_PROBLEM STATEMENT_
Will you give every entry again exactly as it stands?

_DATA LISTING_

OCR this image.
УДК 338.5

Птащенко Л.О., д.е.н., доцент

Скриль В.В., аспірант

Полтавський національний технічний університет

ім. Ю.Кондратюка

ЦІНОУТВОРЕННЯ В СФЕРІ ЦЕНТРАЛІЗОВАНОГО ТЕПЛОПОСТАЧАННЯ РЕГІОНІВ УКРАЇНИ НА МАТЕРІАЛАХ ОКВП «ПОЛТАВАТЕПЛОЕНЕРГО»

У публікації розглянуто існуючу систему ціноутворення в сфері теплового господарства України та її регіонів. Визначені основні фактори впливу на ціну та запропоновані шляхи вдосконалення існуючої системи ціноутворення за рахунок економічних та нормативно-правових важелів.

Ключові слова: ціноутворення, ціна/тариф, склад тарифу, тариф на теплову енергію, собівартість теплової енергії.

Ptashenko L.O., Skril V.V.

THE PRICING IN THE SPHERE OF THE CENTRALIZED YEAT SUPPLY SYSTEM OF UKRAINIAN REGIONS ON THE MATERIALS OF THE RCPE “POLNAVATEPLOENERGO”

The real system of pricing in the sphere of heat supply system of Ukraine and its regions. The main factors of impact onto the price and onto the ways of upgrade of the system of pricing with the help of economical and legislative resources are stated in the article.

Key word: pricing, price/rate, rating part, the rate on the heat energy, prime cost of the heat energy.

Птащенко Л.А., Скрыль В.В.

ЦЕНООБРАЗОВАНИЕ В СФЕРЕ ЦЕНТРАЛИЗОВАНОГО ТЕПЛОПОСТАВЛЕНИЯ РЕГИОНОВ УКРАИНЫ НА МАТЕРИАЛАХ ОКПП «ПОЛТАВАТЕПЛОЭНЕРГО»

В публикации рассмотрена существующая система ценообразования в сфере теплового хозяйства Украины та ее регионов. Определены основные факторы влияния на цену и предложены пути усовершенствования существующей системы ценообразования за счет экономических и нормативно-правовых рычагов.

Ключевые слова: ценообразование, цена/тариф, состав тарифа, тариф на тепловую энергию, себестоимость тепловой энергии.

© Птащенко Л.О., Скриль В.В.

_SOLVED PROBLEM_
OCR this image.
УДК 338.5

Птащенко Л.О., д.е.н., доцент

Скриль В.В., аспірант

Полтавський національний технічний університет

ім. Ю.Кондратюка

ЦІНОУТВОРЕННЯ В СФЕРІ ЦЕНТРАЛІЗОВАНОГО ТЕПЛОПОСТАЧАННЯ РЕГІОНІВ УКРАЇНИ НА МАТЕРІАЛАХ ОКВП «ПОЛТАВАТЕПЛОЕНЕРГО»

У публікації розглянуто існуючу систему ціноутворення в сфері теплового господарства України та її регіонів. Визначені основні фактори впливу на ціну та запропоновані шляхи вдосконалення існуючої системи ціноутворення за рахунок економічних та нормативно-правових важелів.

Ключові слова: ціноутворення, ціна/тариф, склад тарифу, тариф на теплову енергію, собівартість теплової енергії.

Ptashenko L.O., Skril V.V.

THE PRICING IN THE SPHERE OF THE CENTRALIZED YEAT SUPPLY SYSTEM OF UKRAINIAN REGIONS ON THE MATERIALS OF THE RCPE “POLNAVATEPLOENERGO”

The real system of pricing in the sphere of heat supply system of Ukraine and its regions. The main factors of impact onto the price and onto the ways of upgrade of the system of pricing with the help of economical and legislative resources are stated in the article.

Key word: pricing, price/rate, rating part, the rate on the heat energy, prime cost of the heat energy.

Птащенко Л.А., Скрыль В.В.

ЦЕНООБРАЗОВАНИЕ В СФЕРЕ ЦЕНТРАЛИЗОВАНОГО ТЕПЛОПОСТАВЛЕНИЯ РЕГИОНОВ УКРАИНЫ НА МАТЕРИАЛАХ ОКПП «ПОЛТАВАТЕПЛОЭНЕРГО»

В публикации рассмотрена существующая система ценообразования в сфере теплового хозяйства Украины та ее регионов. Определены основные факторы влияния на цену и предложены пути усовершенствования существующей системы ценообразования за счет экономических и нормативно-правовых рычагов.

Ключевые слова: ценообразование, цена/тариф, состав тарифа, тариф на тепловую энергию, себестоимость тепловой энергии.

© Птащенко Л.О., Скриль В.В.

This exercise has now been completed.